● **Task**: Reproduce the data that follows in its entirety, character for character.

(Records about charts and figures)
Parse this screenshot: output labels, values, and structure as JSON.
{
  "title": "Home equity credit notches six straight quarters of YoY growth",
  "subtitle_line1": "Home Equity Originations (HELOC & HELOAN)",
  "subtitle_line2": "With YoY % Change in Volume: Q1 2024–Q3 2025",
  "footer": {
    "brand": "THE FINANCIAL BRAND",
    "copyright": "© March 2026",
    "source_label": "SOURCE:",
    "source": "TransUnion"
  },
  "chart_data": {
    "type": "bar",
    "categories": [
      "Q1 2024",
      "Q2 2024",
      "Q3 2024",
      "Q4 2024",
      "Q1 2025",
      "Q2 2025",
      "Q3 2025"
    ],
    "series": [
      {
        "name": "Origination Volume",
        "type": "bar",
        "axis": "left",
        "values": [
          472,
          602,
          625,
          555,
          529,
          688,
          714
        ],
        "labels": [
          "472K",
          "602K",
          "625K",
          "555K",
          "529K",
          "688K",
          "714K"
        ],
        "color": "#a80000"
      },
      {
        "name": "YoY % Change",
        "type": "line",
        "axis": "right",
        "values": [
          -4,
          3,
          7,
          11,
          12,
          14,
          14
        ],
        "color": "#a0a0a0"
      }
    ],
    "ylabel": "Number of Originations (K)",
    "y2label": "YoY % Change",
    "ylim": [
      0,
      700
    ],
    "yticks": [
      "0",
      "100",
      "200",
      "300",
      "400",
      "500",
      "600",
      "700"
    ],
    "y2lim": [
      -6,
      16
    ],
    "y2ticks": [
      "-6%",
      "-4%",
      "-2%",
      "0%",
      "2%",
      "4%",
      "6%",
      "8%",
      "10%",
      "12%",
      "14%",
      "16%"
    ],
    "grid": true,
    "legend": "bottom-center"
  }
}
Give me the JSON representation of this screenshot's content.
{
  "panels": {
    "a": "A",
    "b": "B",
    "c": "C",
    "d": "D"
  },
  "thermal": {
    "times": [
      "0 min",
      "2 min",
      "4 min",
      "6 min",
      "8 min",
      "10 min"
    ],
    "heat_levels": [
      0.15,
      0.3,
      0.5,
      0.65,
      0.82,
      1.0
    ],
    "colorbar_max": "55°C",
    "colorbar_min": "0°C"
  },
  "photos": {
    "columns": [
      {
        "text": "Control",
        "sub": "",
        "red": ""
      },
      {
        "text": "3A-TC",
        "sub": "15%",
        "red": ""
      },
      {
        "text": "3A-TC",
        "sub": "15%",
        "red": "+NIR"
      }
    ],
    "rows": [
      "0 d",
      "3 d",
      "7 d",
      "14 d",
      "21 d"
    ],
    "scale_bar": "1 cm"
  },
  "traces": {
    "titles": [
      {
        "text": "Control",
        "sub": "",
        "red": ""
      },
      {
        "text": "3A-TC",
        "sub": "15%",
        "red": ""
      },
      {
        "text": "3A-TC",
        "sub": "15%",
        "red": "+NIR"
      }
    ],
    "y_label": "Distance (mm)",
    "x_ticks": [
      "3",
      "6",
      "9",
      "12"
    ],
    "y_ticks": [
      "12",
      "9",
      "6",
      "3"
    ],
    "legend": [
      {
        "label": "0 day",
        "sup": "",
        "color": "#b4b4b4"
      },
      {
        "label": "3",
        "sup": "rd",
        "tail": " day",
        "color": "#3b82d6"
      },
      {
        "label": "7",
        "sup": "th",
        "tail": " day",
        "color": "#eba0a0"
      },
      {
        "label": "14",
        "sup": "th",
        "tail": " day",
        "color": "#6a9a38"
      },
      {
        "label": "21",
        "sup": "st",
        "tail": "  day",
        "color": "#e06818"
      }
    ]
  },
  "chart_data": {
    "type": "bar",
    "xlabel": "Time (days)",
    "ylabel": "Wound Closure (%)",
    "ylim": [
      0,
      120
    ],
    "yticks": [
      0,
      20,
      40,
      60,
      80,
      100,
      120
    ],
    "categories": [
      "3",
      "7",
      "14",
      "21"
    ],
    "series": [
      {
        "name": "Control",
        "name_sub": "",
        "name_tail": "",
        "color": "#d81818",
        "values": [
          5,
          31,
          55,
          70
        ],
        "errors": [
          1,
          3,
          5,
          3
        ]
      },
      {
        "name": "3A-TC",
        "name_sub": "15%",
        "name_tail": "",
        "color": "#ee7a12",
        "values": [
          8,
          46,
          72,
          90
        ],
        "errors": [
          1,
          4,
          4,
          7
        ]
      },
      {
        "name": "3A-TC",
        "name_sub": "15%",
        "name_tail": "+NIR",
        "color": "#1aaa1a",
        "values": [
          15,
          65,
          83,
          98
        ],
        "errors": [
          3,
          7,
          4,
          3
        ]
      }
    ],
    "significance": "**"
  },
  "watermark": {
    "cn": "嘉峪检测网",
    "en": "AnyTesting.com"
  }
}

● **Result**:
Parse this screenshot: output labels, values, and structure as JSON.
{
  "title": "Home equity credit notches six straight quarters of YoY growth",
  "subtitle_line1": "Home Equity Originations (HELOC & HELOAN)",
  "subtitle_line2": "With YoY % Change in Volume: Q1 2024–Q3 2025",
  "footer": {
    "brand": "THE FINANCIAL BRAND",
    "copyright": "© March 2026",
    "source_label": "SOURCE:",
    "source": "TransUnion"
  },
  "chart_data": {
    "type": "bar",
    "categories": [
      "Q1 2024",
      "Q2 2024",
      "Q3 2024",
      "Q4 2024",
      "Q1 2025",
      "Q2 2025",
      "Q3 2025"
    ],
    "series": [
      {
        "name": "Origination Volume",
        "type": "bar",
        "axis": "left",
        "values": [
          472,
          602,
          625,
          555,
          529,
          688,
          714
        ],
        "labels": [
          "472K",
          "602K",
          "625K",
          "555K",
          "529K",
          "688K",
          "714K"
        ],
        "color": "#a80000"
      },
      {
        "name": "YoY % Change",
        "type": "line",
        "axis": "right",
        "values": [
          -4,
          3,
          7,
          11,
          12,
          14,
          14
        ],
        "color": "#a0a0a0"
      }
    ],
    "ylabel": "Number of Originations (K)",
    "y2label": "YoY % Change",
    "ylim": [
      0,
      700
    ],
    "yticks": [
      "0",
      "100",
      "200",
      "300",
      "400",
      "500",
      "600",
      "700"
    ],
    "y2lim": [
      -6,
      16
    ],
    "y2ticks": [
      "-6%",
      "-4%",
      "-2%",
      "0%",
      "2%",
      "4%",
      "6%",
      "8%",
      "10%",
      "12%",
      "14%",
      "16%"
    ],
    "grid": true,
    "legend": "bottom-center"
  }
}
Give me the JSON representation of this screenshot's content.
{
  "panels": {
    "a": "A",
    "b": "B",
    "c": "C",
    "d": "D"
  },
  "thermal": {
    "times": [
      "0 min",
      "2 min",
      "4 min",
      "6 min",
      "8 min",
      "10 min"
    ],
    "heat_levels": [
      0.15,
      0.3,
      0.5,
      0.65,
      0.82,
      1.0
    ],
    "colorbar_max": "55°C",
    "colorbar_min": "0°C"
  },
  "photos": {
    "columns": [
      {
        "text": "Control",
        "sub": "",
        "red": ""
      },
      {
        "text": "3A-TC",
        "sub": "15%",
        "red": ""
      },
      {
        "text": "3A-TC",
        "sub": "15%",
        "red": "+NIR"
      }
    ],
    "rows": [
      "0 d",
      "3 d",
      "7 d",
      "14 d",
      "21 d"
    ],
    "scale_bar": "1 cm"
  },
  "traces": {
    "titles": [
      {
        "text": "Control",
        "sub": "",
        "red": ""
      },
      {
        "text": "3A-TC",
        "sub": "15%",
        "red": ""
      },
      {
        "text": "3A-TC",
        "sub": "15%",
        "red": "+NIR"
      }
    ],
    "y_label": "Distance (mm)",
    "x_ticks": [
      "3",
      "6",
      "9",
      "12"
    ],
    "y_ticks": [
      "12",
      "9",
      "6",
      "3"
    ],
    "legend": [
      {
        "label": "0 day",
        "sup": "",
        "color": "#b4b4b4"
      },
      {
        "label": "3",
        "sup": "rd",
        "tail": " day",
        "color": "#3b82d6"
      },
      {
        "label": "7",
        "sup": "th",
        "tail": " day",
        "color": "#eba0a0"
      },
      {
        "label": "14",
        "sup": "th",
        "tail": " day",
        "color": "#6a9a38"
      },
      {
        "label": "21",
        "sup": "st",
        "tail": "  day",
        "color": "#e06818"
      }
    ]
  },
  "chart_data": {
    "type": "bar",
    "xlabel": "Time (days)",
    "ylabel": "Wound Closure (%)",
    "ylim": [
      0,
      120
    ],
    "yticks": [
      0,
      20,
      40,
      60,
      80,
      100,
      120
    ],
    "categories": [
      "3",
      "7",
      "14",
      "21"
    ],
    "series": [
      {
        "name": "Control",
        "name_sub": "",
        "name_tail": "",
        "color": "#d81818",
        "values": [
          5,
          31,
          55,
          70
        ],
        "errors": [
          1,
          3,
          5,
          3
        ]
      },
      {
        "name": "3A-TC",
        "name_sub": "15%",
        "name_tail": "",
        "color": "#ee7a12",
        "values": [
          8,
          46,
          72,
          90
        ],
        "errors": [
          1,
          4,
          4,
          7
        ]
      },
      {
        "name": "3A-TC",
        "name_sub": "15%",
        "name_tail": "+NIR",
        "color": "#1aaa1a",
        "values": [
          15,
          65,
          83,
          98
        ],
        "errors": [
          3,
          7,
          4,
          3
        ]
      }
    ],
    "significance": "**"
  },
  "watermark": {
    "cn": "嘉峪检测网",
    "en": "AnyTesting.com"
  }
}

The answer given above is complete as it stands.